→ **Goal**:
In the records below, count every line containing "Define". Reply with the number only.

--- Start ---

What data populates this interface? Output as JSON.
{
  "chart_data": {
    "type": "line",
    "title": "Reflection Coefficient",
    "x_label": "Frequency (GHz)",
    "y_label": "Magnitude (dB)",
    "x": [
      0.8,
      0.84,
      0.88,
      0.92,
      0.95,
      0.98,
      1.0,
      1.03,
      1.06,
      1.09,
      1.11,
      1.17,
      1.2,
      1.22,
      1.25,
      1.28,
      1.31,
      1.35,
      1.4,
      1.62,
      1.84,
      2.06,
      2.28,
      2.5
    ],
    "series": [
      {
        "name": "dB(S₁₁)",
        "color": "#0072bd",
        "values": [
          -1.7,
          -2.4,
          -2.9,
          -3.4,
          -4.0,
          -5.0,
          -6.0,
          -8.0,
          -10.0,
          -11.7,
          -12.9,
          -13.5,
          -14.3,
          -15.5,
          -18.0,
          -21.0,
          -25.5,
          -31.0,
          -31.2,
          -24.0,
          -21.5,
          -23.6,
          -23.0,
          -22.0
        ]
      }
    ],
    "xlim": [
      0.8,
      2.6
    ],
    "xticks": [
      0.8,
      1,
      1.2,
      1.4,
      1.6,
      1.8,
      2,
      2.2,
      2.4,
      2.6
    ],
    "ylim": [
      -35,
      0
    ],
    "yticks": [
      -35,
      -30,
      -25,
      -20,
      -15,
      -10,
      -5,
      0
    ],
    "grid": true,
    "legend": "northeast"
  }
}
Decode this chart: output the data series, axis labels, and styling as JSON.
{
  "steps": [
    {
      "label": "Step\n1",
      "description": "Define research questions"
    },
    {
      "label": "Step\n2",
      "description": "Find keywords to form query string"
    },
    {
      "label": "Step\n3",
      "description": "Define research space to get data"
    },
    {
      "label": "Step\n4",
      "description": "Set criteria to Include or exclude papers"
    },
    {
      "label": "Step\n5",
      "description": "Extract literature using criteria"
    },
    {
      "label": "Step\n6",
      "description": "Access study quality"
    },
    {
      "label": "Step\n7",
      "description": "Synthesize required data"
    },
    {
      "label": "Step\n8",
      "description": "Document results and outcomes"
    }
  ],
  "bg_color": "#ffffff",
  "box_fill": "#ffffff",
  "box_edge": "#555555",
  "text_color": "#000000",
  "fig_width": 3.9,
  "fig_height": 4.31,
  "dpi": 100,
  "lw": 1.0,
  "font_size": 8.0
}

--- End ---

→ **Exercise answer**:
2